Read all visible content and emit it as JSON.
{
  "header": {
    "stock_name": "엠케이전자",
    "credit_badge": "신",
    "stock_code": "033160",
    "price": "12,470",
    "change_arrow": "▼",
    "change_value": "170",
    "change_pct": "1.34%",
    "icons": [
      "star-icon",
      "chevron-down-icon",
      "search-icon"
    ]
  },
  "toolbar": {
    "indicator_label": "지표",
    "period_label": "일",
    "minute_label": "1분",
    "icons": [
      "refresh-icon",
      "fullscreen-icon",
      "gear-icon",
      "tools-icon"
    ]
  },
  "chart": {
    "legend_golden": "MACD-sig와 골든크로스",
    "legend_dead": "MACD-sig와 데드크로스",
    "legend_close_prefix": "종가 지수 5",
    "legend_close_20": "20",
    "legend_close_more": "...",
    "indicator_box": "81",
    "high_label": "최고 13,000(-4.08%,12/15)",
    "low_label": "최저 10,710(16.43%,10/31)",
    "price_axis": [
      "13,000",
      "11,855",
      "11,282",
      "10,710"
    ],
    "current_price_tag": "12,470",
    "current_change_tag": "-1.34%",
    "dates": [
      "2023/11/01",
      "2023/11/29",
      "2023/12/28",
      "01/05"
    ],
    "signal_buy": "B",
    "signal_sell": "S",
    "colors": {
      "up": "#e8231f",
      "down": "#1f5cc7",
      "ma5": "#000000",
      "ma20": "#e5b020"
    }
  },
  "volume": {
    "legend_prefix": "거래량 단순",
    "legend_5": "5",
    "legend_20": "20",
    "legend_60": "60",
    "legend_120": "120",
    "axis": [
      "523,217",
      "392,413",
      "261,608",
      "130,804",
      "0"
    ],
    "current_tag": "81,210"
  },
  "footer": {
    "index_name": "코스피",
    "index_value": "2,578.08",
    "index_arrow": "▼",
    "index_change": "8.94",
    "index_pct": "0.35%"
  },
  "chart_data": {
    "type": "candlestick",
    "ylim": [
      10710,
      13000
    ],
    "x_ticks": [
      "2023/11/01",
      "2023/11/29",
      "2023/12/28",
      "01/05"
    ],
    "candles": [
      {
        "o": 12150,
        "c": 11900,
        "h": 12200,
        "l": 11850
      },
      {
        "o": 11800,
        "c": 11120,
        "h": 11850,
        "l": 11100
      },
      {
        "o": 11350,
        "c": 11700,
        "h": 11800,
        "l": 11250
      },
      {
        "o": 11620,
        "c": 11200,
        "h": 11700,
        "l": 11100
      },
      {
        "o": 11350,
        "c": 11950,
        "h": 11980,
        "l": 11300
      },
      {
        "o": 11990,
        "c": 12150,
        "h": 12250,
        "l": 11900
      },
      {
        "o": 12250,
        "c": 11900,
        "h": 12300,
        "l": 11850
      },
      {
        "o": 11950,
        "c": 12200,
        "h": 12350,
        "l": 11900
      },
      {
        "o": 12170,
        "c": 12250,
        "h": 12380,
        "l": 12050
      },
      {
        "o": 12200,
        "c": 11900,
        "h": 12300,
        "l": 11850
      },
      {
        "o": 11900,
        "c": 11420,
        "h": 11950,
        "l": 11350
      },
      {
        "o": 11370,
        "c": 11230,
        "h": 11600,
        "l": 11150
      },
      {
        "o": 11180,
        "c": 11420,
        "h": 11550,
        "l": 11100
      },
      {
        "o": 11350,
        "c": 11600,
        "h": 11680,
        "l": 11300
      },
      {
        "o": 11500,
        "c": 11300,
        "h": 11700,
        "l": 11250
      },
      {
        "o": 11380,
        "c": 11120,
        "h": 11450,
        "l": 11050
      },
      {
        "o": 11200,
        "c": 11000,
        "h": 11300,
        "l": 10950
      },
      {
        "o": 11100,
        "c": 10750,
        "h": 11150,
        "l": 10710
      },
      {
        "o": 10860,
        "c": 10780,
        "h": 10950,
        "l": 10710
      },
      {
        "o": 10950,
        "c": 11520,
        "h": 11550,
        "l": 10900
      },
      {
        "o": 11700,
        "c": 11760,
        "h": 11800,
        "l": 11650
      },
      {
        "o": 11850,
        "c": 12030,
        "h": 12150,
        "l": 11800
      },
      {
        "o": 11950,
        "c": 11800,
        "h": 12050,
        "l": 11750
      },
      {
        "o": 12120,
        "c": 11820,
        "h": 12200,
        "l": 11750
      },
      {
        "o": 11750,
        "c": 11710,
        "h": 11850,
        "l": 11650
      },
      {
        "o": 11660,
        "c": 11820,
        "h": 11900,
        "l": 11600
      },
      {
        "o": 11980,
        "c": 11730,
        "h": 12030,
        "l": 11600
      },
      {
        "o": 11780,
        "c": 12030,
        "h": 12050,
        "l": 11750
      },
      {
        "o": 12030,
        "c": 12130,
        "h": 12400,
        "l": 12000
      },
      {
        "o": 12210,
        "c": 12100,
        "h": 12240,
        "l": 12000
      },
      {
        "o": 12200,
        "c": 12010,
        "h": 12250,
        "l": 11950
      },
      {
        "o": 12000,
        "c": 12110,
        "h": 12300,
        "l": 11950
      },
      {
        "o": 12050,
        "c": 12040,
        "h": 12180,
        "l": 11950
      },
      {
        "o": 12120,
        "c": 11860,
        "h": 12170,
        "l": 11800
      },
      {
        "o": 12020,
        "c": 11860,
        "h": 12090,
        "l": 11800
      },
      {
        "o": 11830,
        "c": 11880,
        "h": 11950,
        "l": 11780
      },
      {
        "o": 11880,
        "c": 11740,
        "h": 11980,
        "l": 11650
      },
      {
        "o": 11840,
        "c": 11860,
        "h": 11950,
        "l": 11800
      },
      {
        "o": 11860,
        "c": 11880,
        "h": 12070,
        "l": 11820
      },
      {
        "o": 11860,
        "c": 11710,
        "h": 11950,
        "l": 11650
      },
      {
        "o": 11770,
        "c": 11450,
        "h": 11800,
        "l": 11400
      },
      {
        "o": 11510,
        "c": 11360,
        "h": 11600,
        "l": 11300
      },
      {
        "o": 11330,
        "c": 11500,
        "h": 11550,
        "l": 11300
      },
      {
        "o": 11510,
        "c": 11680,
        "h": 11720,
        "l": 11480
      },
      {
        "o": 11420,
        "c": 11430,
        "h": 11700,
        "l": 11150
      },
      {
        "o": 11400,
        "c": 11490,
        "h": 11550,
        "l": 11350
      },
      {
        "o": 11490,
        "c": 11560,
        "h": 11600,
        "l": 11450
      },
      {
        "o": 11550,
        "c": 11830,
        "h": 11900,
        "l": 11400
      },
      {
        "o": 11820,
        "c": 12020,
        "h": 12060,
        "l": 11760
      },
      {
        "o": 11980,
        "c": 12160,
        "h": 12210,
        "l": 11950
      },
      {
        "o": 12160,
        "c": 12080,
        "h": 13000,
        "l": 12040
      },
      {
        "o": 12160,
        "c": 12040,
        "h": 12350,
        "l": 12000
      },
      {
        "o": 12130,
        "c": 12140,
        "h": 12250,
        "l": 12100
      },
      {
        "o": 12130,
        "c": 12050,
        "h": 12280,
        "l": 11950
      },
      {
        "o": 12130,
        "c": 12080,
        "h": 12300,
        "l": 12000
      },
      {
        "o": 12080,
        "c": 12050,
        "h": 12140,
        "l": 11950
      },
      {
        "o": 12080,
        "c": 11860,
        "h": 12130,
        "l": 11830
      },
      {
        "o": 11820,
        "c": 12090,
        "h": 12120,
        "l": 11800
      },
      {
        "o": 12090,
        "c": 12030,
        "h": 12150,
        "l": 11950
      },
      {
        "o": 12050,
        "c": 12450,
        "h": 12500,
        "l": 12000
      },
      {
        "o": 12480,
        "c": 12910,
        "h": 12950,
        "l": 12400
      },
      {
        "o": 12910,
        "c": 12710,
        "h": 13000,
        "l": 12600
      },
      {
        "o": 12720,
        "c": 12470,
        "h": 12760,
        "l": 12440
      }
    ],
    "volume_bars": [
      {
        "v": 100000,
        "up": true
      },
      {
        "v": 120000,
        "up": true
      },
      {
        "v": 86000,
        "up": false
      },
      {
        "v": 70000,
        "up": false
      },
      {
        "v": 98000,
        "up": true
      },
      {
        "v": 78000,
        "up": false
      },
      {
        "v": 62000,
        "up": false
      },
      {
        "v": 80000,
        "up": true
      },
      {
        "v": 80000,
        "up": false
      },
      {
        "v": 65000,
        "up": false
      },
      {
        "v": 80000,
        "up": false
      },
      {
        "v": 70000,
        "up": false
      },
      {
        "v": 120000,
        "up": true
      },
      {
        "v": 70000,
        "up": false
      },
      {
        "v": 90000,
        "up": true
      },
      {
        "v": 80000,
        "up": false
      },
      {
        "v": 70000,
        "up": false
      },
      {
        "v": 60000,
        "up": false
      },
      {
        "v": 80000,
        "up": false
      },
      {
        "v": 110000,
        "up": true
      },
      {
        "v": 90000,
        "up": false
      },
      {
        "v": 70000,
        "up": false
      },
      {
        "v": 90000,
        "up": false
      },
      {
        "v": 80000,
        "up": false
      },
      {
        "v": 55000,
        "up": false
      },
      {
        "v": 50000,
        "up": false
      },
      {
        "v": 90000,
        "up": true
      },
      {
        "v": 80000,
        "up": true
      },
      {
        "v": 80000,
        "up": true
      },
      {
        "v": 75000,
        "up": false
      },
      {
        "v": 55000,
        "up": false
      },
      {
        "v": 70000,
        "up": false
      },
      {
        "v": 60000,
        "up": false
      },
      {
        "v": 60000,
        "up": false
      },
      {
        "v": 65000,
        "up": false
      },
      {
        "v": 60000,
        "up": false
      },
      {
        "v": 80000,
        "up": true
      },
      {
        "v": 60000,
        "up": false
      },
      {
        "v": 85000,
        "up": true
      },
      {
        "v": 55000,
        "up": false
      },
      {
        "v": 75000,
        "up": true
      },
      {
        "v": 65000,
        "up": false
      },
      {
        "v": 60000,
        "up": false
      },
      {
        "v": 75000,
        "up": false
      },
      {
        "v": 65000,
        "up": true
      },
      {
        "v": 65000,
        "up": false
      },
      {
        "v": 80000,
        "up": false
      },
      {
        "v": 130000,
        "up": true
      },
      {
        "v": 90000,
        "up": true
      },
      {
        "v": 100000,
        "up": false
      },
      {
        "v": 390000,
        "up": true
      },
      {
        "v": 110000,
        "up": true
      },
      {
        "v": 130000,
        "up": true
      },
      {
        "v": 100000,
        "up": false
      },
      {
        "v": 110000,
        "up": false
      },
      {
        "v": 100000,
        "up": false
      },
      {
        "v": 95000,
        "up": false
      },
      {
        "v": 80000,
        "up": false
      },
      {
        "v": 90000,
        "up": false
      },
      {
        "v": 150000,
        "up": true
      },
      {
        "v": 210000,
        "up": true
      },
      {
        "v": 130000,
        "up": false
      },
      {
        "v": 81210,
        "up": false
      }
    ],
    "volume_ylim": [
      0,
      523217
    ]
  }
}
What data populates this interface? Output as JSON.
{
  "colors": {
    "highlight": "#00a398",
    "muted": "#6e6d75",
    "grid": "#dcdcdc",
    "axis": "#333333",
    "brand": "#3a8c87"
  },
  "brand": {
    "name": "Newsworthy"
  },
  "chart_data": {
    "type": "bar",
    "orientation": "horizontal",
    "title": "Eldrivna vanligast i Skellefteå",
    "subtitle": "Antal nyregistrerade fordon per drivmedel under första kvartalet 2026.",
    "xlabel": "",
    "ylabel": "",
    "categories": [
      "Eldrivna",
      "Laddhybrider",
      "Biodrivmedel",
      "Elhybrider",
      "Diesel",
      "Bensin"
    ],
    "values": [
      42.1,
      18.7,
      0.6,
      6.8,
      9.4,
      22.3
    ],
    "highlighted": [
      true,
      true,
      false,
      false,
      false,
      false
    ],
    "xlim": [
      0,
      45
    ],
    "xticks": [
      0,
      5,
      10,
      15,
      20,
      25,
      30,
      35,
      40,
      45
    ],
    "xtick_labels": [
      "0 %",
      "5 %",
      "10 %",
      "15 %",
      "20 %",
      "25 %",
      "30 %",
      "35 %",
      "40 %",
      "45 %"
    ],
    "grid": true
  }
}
• • • •
— Stated goal —
Your task is to write out the lines from the one with "What data populates" through the end of the records, exactly and with nothing added.

— Task output —
What data populates this interface? Output as JSON.
{
  "colors": {
    "highlight": "#00a398",
    "muted": "#6e6d75",
    "grid": "#dcdcdc",
    "axis": "#333333",
    "brand": "#3a8c87"
  },
  "brand": {
    "name": "Newsworthy"
  },
  "chart_data": {
    "type": "bar",
    "orientation": "horizontal",
    "title": "Eldrivna vanligast i Skellefteå",
    "subtitle": "Antal nyregistrerade fordon per drivmedel under första kvartalet 2026.",
    "xlabel": "",
    "ylabel": "",
    "categories": [
      "Eldrivna",
      "Laddhybrider",
      "Biodrivmedel",
      "Elhybrider",
      "Diesel",
      "Bensin"
    ],
    "values": [
      42.1,
      18.7,
      0.6,
      6.8,
      9.4,
      22.3
    ],
    "highlighted": [
      true,
      true,
      false,
      false,
      false,
      false
    ],
    "xlim": [
      0,
      45
    ],
    "xticks": [
      0,
      5,
      10,
      15,
      20,
      25,
      30,
      35,
      40,
      45
    ],
    "xtick_labels": [
      "0 %",
      "5 %",
      "10 %",
      "15 %",
      "20 %",
      "25 %",
      "30 %",
      "35 %",
      "40 %",
      "45 %"
    ],
    "grid": true
  }
}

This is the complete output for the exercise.